== TO DO ==
The entries below should be given again exactly, minus their pictures.

++++++++++

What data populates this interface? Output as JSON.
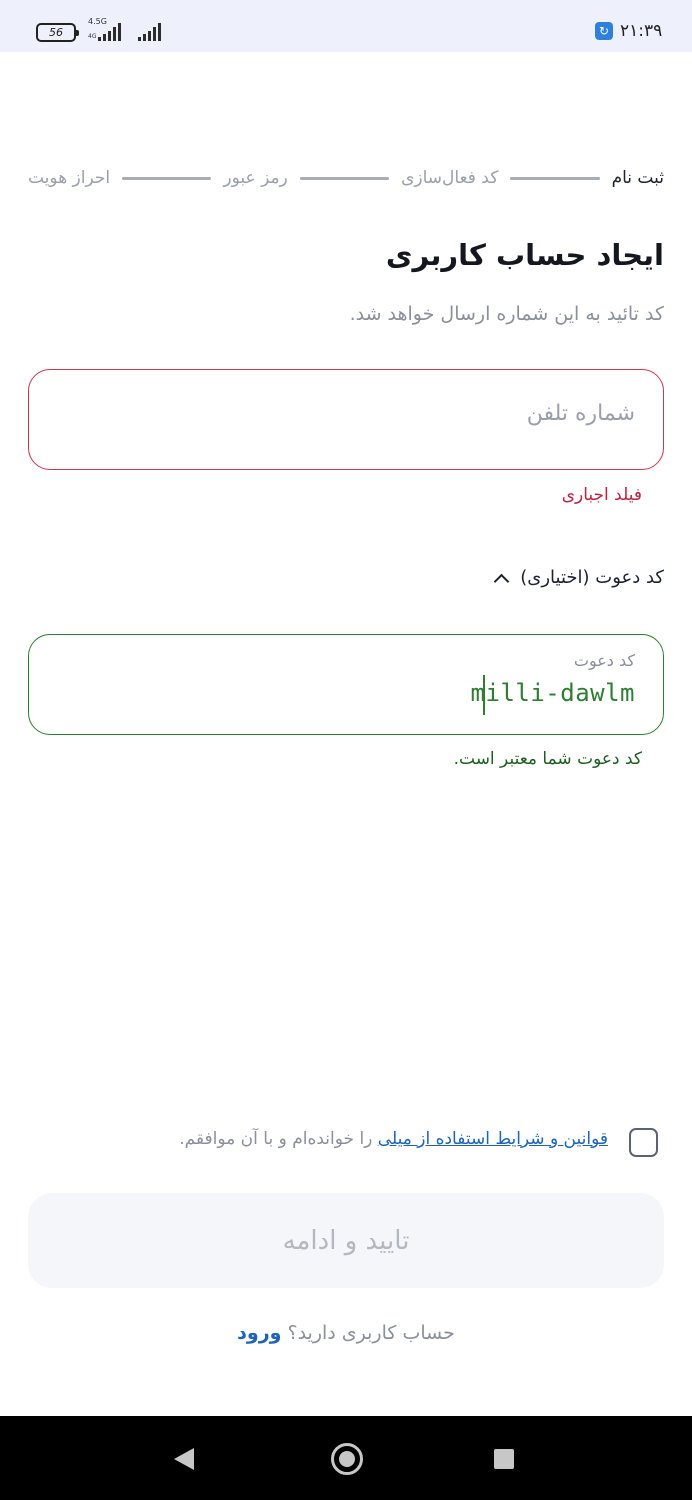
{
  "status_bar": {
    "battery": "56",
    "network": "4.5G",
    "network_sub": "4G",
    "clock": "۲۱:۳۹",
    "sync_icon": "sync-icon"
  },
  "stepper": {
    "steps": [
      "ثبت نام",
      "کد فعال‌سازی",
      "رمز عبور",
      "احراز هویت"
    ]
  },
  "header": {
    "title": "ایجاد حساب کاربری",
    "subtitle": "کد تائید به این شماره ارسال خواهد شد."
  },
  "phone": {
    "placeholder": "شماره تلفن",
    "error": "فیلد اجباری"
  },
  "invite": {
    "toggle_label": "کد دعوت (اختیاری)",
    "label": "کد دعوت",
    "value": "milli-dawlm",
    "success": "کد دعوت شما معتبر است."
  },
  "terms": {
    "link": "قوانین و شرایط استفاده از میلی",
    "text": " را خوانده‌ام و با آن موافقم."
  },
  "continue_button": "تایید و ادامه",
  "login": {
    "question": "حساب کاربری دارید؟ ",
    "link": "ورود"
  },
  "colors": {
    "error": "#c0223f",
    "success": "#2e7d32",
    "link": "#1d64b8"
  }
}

++++++++++

== COMPLETE OUTPUT ==
What data populates this interface? Output as JSON.
{
  "status_bar": {
    "battery": "56",
    "network": "4.5G",
    "network_sub": "4G",
    "clock": "۲۱:۳۹",
    "sync_icon": "sync-icon"
  },
  "stepper": {
    "steps": [
      "ثبت نام",
      "کد فعال‌سازی",
      "رمز عبور",
      "احراز هویت"
    ]
  },
  "header": {
    "title": "ایجاد حساب کاربری",
    "subtitle": "کد تائید به این شماره ارسال خواهد شد."
  },
  "phone": {
    "placeholder": "شماره تلفن",
    "error": "فیلد اجباری"
  },
  "invite": {
    "toggle_label": "کد دعوت (اختیاری)",
    "label": "کد دعوت",
    "value": "milli-dawlm",
    "success": "کد دعوت شما معتبر است."
  },
  "terms": {
    "link": "قوانین و شرایط استفاده از میلی",
    "text": " را خوانده‌ام و با آن موافقم."
  },
  "continue_button": "تایید و ادامه",
  "login": {
    "question": "حساب کاربری دارید؟ ",
    "link": "ورود"
  },
  "colors": {
    "error": "#c0223f",
    "success": "#2e7d32",
    "link": "#1d64b8"
  }
}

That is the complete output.